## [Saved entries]
···
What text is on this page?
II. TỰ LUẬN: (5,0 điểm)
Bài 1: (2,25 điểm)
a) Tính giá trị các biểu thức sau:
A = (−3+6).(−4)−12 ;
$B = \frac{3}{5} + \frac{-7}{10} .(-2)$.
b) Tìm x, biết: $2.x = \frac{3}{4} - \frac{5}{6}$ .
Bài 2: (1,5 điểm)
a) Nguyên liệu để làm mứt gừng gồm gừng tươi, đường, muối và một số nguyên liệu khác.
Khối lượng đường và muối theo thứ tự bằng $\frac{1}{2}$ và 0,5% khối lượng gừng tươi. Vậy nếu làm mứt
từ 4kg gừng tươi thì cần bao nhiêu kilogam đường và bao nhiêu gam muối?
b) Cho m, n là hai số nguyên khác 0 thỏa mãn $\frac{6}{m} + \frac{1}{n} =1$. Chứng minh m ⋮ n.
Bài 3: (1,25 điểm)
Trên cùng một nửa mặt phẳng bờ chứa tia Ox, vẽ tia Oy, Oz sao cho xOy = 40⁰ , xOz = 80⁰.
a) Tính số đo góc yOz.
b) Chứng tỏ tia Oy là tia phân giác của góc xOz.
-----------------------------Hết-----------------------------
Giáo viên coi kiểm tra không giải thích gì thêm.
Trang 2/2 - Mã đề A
···
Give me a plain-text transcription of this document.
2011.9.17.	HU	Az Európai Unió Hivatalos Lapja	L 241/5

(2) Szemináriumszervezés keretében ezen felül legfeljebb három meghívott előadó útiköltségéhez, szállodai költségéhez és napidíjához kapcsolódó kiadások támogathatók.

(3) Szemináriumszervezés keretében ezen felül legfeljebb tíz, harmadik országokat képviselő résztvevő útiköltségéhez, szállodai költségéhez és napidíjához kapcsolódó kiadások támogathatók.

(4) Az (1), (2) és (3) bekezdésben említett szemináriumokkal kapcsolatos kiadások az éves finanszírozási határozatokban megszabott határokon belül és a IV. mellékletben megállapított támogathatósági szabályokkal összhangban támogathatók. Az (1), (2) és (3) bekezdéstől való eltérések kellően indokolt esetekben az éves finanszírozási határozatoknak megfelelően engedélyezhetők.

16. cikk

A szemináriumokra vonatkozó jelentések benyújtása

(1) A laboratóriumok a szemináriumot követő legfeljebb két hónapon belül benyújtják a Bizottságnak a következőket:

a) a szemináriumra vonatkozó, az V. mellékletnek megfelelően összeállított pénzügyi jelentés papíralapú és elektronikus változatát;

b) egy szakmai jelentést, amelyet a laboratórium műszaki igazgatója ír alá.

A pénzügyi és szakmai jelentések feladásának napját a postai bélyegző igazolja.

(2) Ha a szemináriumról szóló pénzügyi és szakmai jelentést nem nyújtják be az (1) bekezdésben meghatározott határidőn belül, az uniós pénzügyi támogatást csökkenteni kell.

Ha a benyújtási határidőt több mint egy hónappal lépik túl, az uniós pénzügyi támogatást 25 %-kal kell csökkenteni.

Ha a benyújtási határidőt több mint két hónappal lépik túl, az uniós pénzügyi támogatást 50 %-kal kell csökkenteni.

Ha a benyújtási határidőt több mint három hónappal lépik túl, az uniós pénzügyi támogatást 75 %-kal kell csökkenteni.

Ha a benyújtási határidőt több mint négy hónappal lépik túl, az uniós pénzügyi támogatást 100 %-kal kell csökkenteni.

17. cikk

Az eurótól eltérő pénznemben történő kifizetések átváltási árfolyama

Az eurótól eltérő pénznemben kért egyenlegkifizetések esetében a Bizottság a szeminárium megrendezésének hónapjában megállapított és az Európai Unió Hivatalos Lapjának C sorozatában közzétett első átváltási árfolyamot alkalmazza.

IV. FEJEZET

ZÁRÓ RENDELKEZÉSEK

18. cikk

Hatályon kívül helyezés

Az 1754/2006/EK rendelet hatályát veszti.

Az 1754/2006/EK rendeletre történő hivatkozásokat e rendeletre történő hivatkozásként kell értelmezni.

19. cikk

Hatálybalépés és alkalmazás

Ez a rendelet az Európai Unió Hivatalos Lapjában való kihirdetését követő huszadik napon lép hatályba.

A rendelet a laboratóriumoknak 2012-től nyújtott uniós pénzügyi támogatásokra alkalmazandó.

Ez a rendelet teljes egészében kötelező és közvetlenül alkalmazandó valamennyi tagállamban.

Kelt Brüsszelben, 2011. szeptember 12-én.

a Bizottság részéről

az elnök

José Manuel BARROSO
···
## [Set problem]
Using the records above, copy each line that contains "pénznemben".

## [Exercise output]
Az eurótól eltérő pénznemben történő kifizetések átváltási árfolyama
Az eurótól eltérő pénznemben kért egyenlegkifizetések esetében a Bizottság a szeminárium megrendezésének hónapjában megállapított és az Európai Unió Hivatalos Lapjának C sorozatában közzétett első átváltási árfolyamot alkalmazza.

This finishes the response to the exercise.